### Dataset records
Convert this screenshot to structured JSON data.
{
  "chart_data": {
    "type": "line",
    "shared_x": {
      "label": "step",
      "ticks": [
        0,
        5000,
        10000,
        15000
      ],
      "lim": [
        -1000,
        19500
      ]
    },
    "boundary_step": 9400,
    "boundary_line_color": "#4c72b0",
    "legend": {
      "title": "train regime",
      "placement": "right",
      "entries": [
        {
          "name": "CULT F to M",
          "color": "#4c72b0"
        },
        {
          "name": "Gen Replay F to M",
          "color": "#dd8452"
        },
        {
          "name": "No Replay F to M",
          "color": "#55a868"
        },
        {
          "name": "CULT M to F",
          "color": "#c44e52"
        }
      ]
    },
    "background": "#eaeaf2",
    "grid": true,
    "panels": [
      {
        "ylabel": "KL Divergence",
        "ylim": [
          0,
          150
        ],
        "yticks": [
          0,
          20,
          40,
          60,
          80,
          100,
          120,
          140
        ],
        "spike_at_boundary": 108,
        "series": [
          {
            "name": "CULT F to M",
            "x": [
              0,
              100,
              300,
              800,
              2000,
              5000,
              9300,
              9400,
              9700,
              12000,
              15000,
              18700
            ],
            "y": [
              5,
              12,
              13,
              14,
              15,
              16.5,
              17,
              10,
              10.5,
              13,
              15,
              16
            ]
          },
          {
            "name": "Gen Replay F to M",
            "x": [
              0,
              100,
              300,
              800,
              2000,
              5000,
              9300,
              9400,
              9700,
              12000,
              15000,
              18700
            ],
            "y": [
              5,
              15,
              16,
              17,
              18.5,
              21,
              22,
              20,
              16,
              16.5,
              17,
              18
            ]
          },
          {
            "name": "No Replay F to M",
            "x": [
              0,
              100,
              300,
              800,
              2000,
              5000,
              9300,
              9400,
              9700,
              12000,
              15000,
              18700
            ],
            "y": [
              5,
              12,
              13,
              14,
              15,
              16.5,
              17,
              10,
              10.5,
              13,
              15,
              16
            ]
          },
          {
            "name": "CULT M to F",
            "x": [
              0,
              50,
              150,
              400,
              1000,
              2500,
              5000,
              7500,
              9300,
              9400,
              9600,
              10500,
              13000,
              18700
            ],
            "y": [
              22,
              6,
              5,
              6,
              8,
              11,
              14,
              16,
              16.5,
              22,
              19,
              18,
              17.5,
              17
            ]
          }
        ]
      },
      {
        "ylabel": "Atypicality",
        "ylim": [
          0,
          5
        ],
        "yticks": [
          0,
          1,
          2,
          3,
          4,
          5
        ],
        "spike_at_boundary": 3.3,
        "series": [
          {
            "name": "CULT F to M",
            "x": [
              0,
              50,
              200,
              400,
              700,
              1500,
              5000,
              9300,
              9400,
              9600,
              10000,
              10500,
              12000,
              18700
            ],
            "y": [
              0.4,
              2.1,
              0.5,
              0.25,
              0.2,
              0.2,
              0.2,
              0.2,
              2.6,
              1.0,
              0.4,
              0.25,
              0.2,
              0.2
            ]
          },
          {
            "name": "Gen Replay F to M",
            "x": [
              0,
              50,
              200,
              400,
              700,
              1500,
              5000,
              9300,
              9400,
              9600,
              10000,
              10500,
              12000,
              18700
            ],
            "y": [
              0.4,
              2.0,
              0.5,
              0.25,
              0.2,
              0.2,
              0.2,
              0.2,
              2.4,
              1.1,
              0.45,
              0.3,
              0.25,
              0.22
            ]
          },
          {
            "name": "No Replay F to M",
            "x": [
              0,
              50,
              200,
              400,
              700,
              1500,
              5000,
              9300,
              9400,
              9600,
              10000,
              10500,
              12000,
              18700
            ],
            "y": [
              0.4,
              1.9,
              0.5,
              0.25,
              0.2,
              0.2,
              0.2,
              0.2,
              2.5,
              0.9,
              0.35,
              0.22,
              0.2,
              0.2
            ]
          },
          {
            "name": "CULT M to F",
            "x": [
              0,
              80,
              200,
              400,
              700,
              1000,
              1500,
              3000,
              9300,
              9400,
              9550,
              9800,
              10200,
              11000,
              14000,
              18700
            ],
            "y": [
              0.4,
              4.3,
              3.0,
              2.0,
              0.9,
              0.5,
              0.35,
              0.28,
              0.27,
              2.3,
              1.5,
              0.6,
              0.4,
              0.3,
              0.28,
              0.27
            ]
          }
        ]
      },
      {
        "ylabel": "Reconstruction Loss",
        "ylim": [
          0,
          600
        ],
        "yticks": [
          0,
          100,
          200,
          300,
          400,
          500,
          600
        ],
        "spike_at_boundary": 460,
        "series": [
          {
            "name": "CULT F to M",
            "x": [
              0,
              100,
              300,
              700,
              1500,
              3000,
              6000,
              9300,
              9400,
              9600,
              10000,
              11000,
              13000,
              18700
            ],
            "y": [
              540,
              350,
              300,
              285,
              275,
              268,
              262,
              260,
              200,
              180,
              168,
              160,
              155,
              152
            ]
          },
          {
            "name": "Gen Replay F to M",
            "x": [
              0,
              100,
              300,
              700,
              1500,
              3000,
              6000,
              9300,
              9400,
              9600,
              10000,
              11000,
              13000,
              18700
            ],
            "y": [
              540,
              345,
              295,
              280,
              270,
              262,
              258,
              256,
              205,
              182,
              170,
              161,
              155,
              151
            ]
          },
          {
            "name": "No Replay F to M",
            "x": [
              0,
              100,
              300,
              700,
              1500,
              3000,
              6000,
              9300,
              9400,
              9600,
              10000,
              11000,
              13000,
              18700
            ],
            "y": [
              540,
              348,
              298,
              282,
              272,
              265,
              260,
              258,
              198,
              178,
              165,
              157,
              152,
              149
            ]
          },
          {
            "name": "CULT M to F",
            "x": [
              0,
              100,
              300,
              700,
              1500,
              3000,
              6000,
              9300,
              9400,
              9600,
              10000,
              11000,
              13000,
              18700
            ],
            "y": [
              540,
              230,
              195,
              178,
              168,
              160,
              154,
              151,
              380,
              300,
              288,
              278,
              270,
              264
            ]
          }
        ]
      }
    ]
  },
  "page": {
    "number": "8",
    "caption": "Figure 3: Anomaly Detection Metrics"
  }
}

### Exercise instructions
Repeat each record exactly, leaving nothing out.

### Exercise solution
Convert this screenshot to structured JSON data.
{
  "chart_data": {
    "type": "line",
    "shared_x": {
      "label": "step",
      "ticks": [
        0,
        5000,
        10000,
        15000
      ],
      "lim": [
        -1000,
        19500
      ]
    },
    "boundary_step": 9400,
    "boundary_line_color": "#4c72b0",
    "legend": {
      "title": "train regime",
      "placement": "right",
      "entries": [
        {
          "name": "CULT F to M",
          "color": "#4c72b0"
        },
        {
          "name": "Gen Replay F to M",
          "color": "#dd8452"
        },
        {
          "name": "No Replay F to M",
          "color": "#55a868"
        },
        {
          "name": "CULT M to F",
          "color": "#c44e52"
        }
      ]
    },
    "background": "#eaeaf2",
    "grid": true,
    "panels": [
      {
        "ylabel": "KL Divergence",
        "ylim": [
          0,
          150
        ],
        "yticks": [
          0,
          20,
          40,
          60,
          80,
          100,
          120,
          140
        ],
        "spike_at_boundary": 108,
        "series": [
          {
            "name": "CULT F to M",
            "x": [
              0,
              100,
              300,
              800,
              2000,
              5000,
              9300,
              9400,
              9700,
              12000,
              15000,
              18700
            ],
            "y": [
              5,
              12,
              13,
              14,
              15,
              16.5,
              17,
              10,
              10.5,
              13,
              15,
              16
            ]
          },
          {
            "name": "Gen Replay F to M",
            "x": [
              0,
              100,
              300,
              800,
              2000,
              5000,
              9300,
              9400,
              9700,
              12000,
              15000,
              18700
            ],
            "y": [
              5,
              15,
              16,
              17,
              18.5,
              21,
              22,
              20,
              16,
              16.5,
              17,
              18
            ]
          },
          {
            "name": "No Replay F to M",
            "x": [
              0,
              100,
              300,
              800,
              2000,
              5000,
              9300,
              9400,
              9700,
              12000,
              15000,
              18700
            ],
            "y": [
              5,
              12,
              13,
              14,
              15,
              16.5,
              17,
              10,
              10.5,
              13,
              15,
              16
            ]
          },
          {
            "name": "CULT M to F",
            "x": [
              0,
              50,
              150,
              400,
              1000,
              2500,
              5000,
              7500,
              9300,
              9400,
              9600,
              10500,
              13000,
              18700
            ],
            "y": [
              22,
              6,
              5,
              6,
              8,
              11,
              14,
              16,
              16.5,
              22,
              19,
              18,
              17.5,
              17
            ]
          }
        ]
      },
      {
        "ylabel": "Atypicality",
        "ylim": [
          0,
          5
        ],
        "yticks": [
          0,
          1,
          2,
          3,
          4,
          5
        ],
        "spike_at_boundary": 3.3,
        "series": [
          {
            "name": "CULT F to M",
            "x": [
              0,
              50,
              200,
              400,
              700,
              1500,
              5000,
              9300,
              9400,
              9600,
              10000,
              10500,
              12000,
              18700
            ],
            "y": [
              0.4,
              2.1,
              0.5,
              0.25,
              0.2,
              0.2,
              0.2,
              0.2,
              2.6,
              1.0,
              0.4,
              0.25,
              0.2,
              0.2
            ]
          },
          {
            "name": "Gen Replay F to M",
            "x": [
              0,
              50,
              200,
              400,
              700,
              1500,
              5000,
              9300,
              9400,
              9600,
              10000,
              10500,
              12000,
              18700
            ],
            "y": [
              0.4,
              2.0,
              0.5,
              0.25,
              0.2,
              0.2,
              0.2,
              0.2,
              2.4,
              1.1,
              0.45,
              0.3,
              0.25,
              0.22
            ]
          },
          {
            "name": "No Replay F to M",
            "x": [
              0,
              50,
              200,
              400,
              700,
              1500,
              5000,
              9300,
              9400,
              9600,
              10000,
              10500,
              12000,
              18700
            ],
            "y": [
              0.4,
              1.9,
              0.5,
              0.25,
              0.2,
              0.2,
              0.2,
              0.2,
              2.5,
              0.9,
              0.35,
              0.22,
              0.2,
              0.2
            ]
          },
          {
            "name": "CULT M to F",
            "x": [
              0,
              80,
              200,
              400,
              700,
              1000,
              1500,
              3000,
              9300,
              9400,
              9550,
              9800,
              10200,
              11000,
              14000,
              18700
            ],
            "y": [
              0.4,
              4.3,
              3.0,
              2.0,
              0.9,
              0.5,
              0.35,
              0.28,
              0.27,
              2.3,
              1.5,
              0.6,
              0.4,
              0.3,
              0.28,
              0.27
            ]
          }
        ]
      },
      {
        "ylabel": "Reconstruction Loss",
        "ylim": [
          0,
          600
        ],
        "yticks": [
          0,
          100,
          200,
          300,
          400,
          500,
          600
        ],
        "spike_at_boundary": 460,
        "series": [
          {
            "name": "CULT F to M",
            "x": [
              0,
              100,
              300,
              700,
              1500,
              3000,
              6000,
              9300,
              9400,
              9600,
              10000,
              11000,
              13000,
              18700
            ],
            "y": [
              540,
              350,
              300,
              285,
              275,
              268,
              262,
              260,
              200,
              180,
              168,
              160,
              155,
              152
            ]
          },
          {
            "name": "Gen Replay F to M",
            "x": [
              0,
              100,
              300,
              700,
              1500,
              3000,
              6000,
              9300,
              9400,
              9600,
              10000,
              11000,
              13000,
              18700
            ],
            "y": [
              540,
              345,
              295,
              280,
              270,
              262,
              258,
              256,
              205,
              182,
              170,
              161,
              155,
              151
            ]
          },
          {
            "name": "No Replay F to M",
            "x": [
              0,
              100,
              300,
              700,
              1500,
              3000,
              6000,
              9300,
              9400,
              9600,
              10000,
              11000,
              13000,
              18700
            ],
            "y": [
              540,
              348,
              298,
              282,
              272,
              265,
              260,
              258,
              198,
              178,
              165,
              157,
              152,
              149
            ]
          },
          {
            "name": "CULT M to F",
            "x": [
              0,
              100,
              300,
              700,
              1500,
              3000,
              6000,
              9300,
              9400,
              9600,
              10000,
              11000,
              13000,
              18700
            ],
            "y": [
              540,
              230,
              195,
              178,
              168,
              160,
              154,
              151,
              380,
              300,
              288,
              278,
              270,
              264
            ]
          }
        ]
      }
    ]
  },
  "page": {
    "number": "8",
    "caption": "Figure 3: Anomaly Detection Metrics"
  }
}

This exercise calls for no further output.